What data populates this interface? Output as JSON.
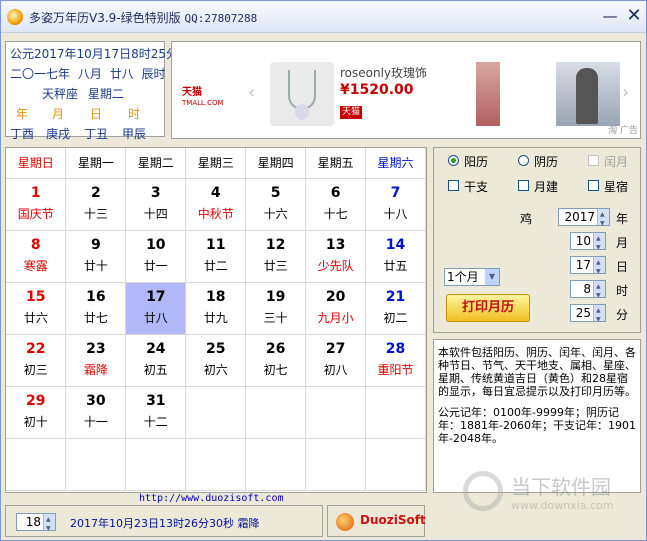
{
  "window": {
    "title": "多姿万年历V3.9-绿色特别版",
    "qq": "QQ:27807288",
    "minimize": "—",
    "close": "✕"
  },
  "info": {
    "gregorian": "公元2017年10月17日8时25分",
    "lunar": [
      "二〇一七年",
      "八月",
      "廿八",
      "辰时"
    ],
    "zodiac": "天秤座",
    "weekday": "星期二",
    "pillar_labels": [
      "年",
      "月",
      "日",
      "时"
    ],
    "pillars": [
      "丁酉",
      "庚戌",
      "丁丑",
      "甲辰"
    ]
  },
  "ad": {
    "brand": "天猫",
    "brand_sub": "TMALL.COM",
    "product_name": "roseonly玫瑰饰",
    "price": "¥1520.00",
    "badge": "天猫",
    "left_arrow": "‹",
    "right_arrow": "›",
    "label": "淘 广告"
  },
  "calendar": {
    "weekdays": [
      "星期日",
      "星期一",
      "星期二",
      "星期三",
      "星期四",
      "星期五",
      "星期六"
    ],
    "weeks": [
      [
        {
          "d": "1",
          "l": "国庆节",
          "c": "red",
          "lc": "red"
        },
        {
          "d": "2",
          "l": "十三"
        },
        {
          "d": "3",
          "l": "十四"
        },
        {
          "d": "4",
          "l": "中秋节",
          "lc": "red"
        },
        {
          "d": "5",
          "l": "十六"
        },
        {
          "d": "6",
          "l": "十七"
        },
        {
          "d": "7",
          "l": "十八",
          "c": "blue"
        }
      ],
      [
        {
          "d": "8",
          "l": "寒露",
          "c": "red",
          "lc": "red"
        },
        {
          "d": "9",
          "l": "廿十"
        },
        {
          "d": "10",
          "l": "廿一"
        },
        {
          "d": "11",
          "l": "廿二"
        },
        {
          "d": "12",
          "l": "廿三"
        },
        {
          "d": "13",
          "l": "少先队",
          "lc": "red"
        },
        {
          "d": "14",
          "l": "廿五",
          "c": "blue"
        }
      ],
      [
        {
          "d": "15",
          "l": "廿六",
          "c": "red"
        },
        {
          "d": "16",
          "l": "廿七"
        },
        {
          "d": "17",
          "l": "廿八",
          "sel": true
        },
        {
          "d": "18",
          "l": "廿九"
        },
        {
          "d": "19",
          "l": "三十"
        },
        {
          "d": "20",
          "l": "九月小",
          "lc": "red"
        },
        {
          "d": "21",
          "l": "初二",
          "c": "blue"
        }
      ],
      [
        {
          "d": "22",
          "l": "初三",
          "c": "red"
        },
        {
          "d": "23",
          "l": "霜降",
          "lc": "red"
        },
        {
          "d": "24",
          "l": "初五"
        },
        {
          "d": "25",
          "l": "初六"
        },
        {
          "d": "26",
          "l": "初七"
        },
        {
          "d": "27",
          "l": "初八"
        },
        {
          "d": "28",
          "l": "重阳节",
          "c": "blue",
          "lc": "red"
        }
      ],
      [
        {
          "d": "29",
          "l": "初十",
          "c": "red"
        },
        {
          "d": "30",
          "l": "十一"
        },
        {
          "d": "31",
          "l": "十二"
        },
        {
          "d": "",
          "l": ""
        },
        {
          "d": "",
          "l": ""
        },
        {
          "d": "",
          "l": ""
        },
        {
          "d": "",
          "l": ""
        }
      ],
      [
        {
          "d": "",
          "l": ""
        },
        {
          "d": "",
          "l": ""
        },
        {
          "d": "",
          "l": ""
        },
        {
          "d": "",
          "l": ""
        },
        {
          "d": "",
          "l": ""
        },
        {
          "d": "",
          "l": ""
        },
        {
          "d": "",
          "l": ""
        }
      ]
    ]
  },
  "controls": {
    "solar_label": "阳历",
    "lunar_label": "阴历",
    "leap_label": "闰月",
    "ganzhi_label": "干支",
    "monthjian_label": "月建",
    "star_label": "星宿",
    "zodiac_animal": "鸡",
    "year": "2017",
    "year_unit": "年",
    "month": "10",
    "month_unit": "月",
    "day": "17",
    "day_unit": "日",
    "hour": "8",
    "hour_unit": "时",
    "minute": "25",
    "minute_unit": "分",
    "range_select": "1个月",
    "print_button": "打印月历"
  },
  "description": {
    "p1": "本软件包括阳历、阴历、闰年、闰月、各种节日、节气、天干地支、属相、星座、星期、传统黄道吉日（黄色）和28星宿的显示，每日宜忌提示以及打印月历等。",
    "p2": "公元记年：0100年-9999年；阴历记年：1881年-2060年；干支记年：1901年-2048年。"
  },
  "footer": {
    "url": "http://www.duozisoft.com",
    "font_size": "18",
    "status": "2017年10月23日13时26分30秒 霜降",
    "logo": "DuoziSoft"
  },
  "watermark": {
    "text": "当下软件园",
    "url": "www.downxia.com"
  }
}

▸ **Your objective**: Return the listing above unchanged, apart from dropping its pictures.

▸ **Complete response**:
What data populates this interface? Output as JSON.
{
  "window": {
    "title": "多姿万年历V3.9-绿色特别版",
    "qq": "QQ:27807288",
    "minimize": "—",
    "close": "✕"
  },
  "info": {
    "gregorian": "公元2017年10月17日8时25分",
    "lunar": [
      "二〇一七年",
      "八月",
      "廿八",
      "辰时"
    ],
    "zodiac": "天秤座",
    "weekday": "星期二",
    "pillar_labels": [
      "年",
      "月",
      "日",
      "时"
    ],
    "pillars": [
      "丁酉",
      "庚戌",
      "丁丑",
      "甲辰"
    ]
  },
  "ad": {
    "brand": "天猫",
    "brand_sub": "TMALL.COM",
    "product_name": "roseonly玫瑰饰",
    "price": "¥1520.00",
    "badge": "天猫",
    "left_arrow": "‹",
    "right_arrow": "›",
    "label": "淘 广告"
  },
  "calendar": {
    "weekdays": [
      "星期日",
      "星期一",
      "星期二",
      "星期三",
      "星期四",
      "星期五",
      "星期六"
    ],
    "weeks": [
      [
        {
          "d": "1",
          "l": "国庆节",
          "c": "red",
          "lc": "red"
        },
        {
          "d": "2",
          "l": "十三"
        },
        {
          "d": "3",
          "l": "十四"
        },
        {
          "d": "4",
          "l": "中秋节",
          "lc": "red"
        },
        {
          "d": "5",
          "l": "十六"
        },
        {
          "d": "6",
          "l": "十七"
        },
        {
          "d": "7",
          "l": "十八",
          "c": "blue"
        }
      ],
      [
        {
          "d": "8",
          "l": "寒露",
          "c": "red",
          "lc": "red"
        },
        {
          "d": "9",
          "l": "廿十"
        },
        {
          "d": "10",
          "l": "廿一"
        },
        {
          "d": "11",
          "l": "廿二"
        },
        {
          "d": "12",
          "l": "廿三"
        },
        {
          "d": "13",
          "l": "少先队",
          "lc": "red"
        },
        {
          "d": "14",
          "l": "廿五",
          "c": "blue"
        }
      ],
      [
        {
          "d": "15",
          "l": "廿六",
          "c": "red"
        },
        {
          "d": "16",
          "l": "廿七"
        },
        {
          "d": "17",
          "l": "廿八",
          "sel": true
        },
        {
          "d": "18",
          "l": "廿九"
        },
        {
          "d": "19",
          "l": "三十"
        },
        {
          "d": "20",
          "l": "九月小",
          "lc": "red"
        },
        {
          "d": "21",
          "l": "初二",
          "c": "blue"
        }
      ],
      [
        {
          "d": "22",
          "l": "初三",
          "c": "red"
        },
        {
          "d": "23",
          "l": "霜降",
          "lc": "red"
        },
        {
          "d": "24",
          "l": "初五"
        },
        {
          "d": "25",
          "l": "初六"
        },
        {
          "d": "26",
          "l": "初七"
        },
        {
          "d": "27",
          "l": "初八"
        },
        {
          "d": "28",
          "l": "重阳节",
          "c": "blue",
          "lc": "red"
        }
      ],
      [
        {
          "d": "29",
          "l": "初十",
          "c": "red"
        },
        {
          "d": "30",
          "l": "十一"
        },
        {
          "d": "31",
          "l": "十二"
        },
        {
          "d": "",
          "l": ""
        },
        {
          "d": "",
          "l": ""
        },
        {
          "d": "",
          "l": ""
        },
        {
          "d": "",
          "l": ""
        }
      ],
      [
        {
          "d": "",
          "l": ""
        },
        {
          "d": "",
          "l": ""
        },
        {
          "d": "",
          "l": ""
        },
        {
          "d": "",
          "l": ""
        },
        {
          "d": "",
          "l": ""
        },
        {
          "d": "",
          "l": ""
        },
        {
          "d": "",
          "l": ""
        }
      ]
    ]
  },
  "controls": {
    "solar_label": "阳历",
    "lunar_label": "阴历",
    "leap_label": "闰月",
    "ganzhi_label": "干支",
    "monthjian_label": "月建",
    "star_label": "星宿",
    "zodiac_animal": "鸡",
    "year": "2017",
    "year_unit": "年",
    "month": "10",
    "month_unit": "月",
    "day": "17",
    "day_unit": "日",
    "hour": "8",
    "hour_unit": "时",
    "minute": "25",
    "minute_unit": "分",
    "range_select": "1个月",
    "print_button": "打印月历"
  },
  "description": {
    "p1": "本软件包括阳历、阴历、闰年、闰月、各种节日、节气、天干地支、属相、星座、星期、传统黄道吉日（黄色）和28星宿的显示，每日宜忌提示以及打印月历等。",
    "p2": "公元记年：0100年-9999年；阴历记年：1881年-2060年；干支记年：1901年-2048年。"
  },
  "footer": {
    "url": "http://www.duozisoft.com",
    "font_size": "18",
    "status": "2017年10月23日13时26分30秒 霜降",
    "logo": "DuoziSoft"
  },
  "watermark": {
    "text": "当下软件园",
    "url": "www.downxia.com"
  }
}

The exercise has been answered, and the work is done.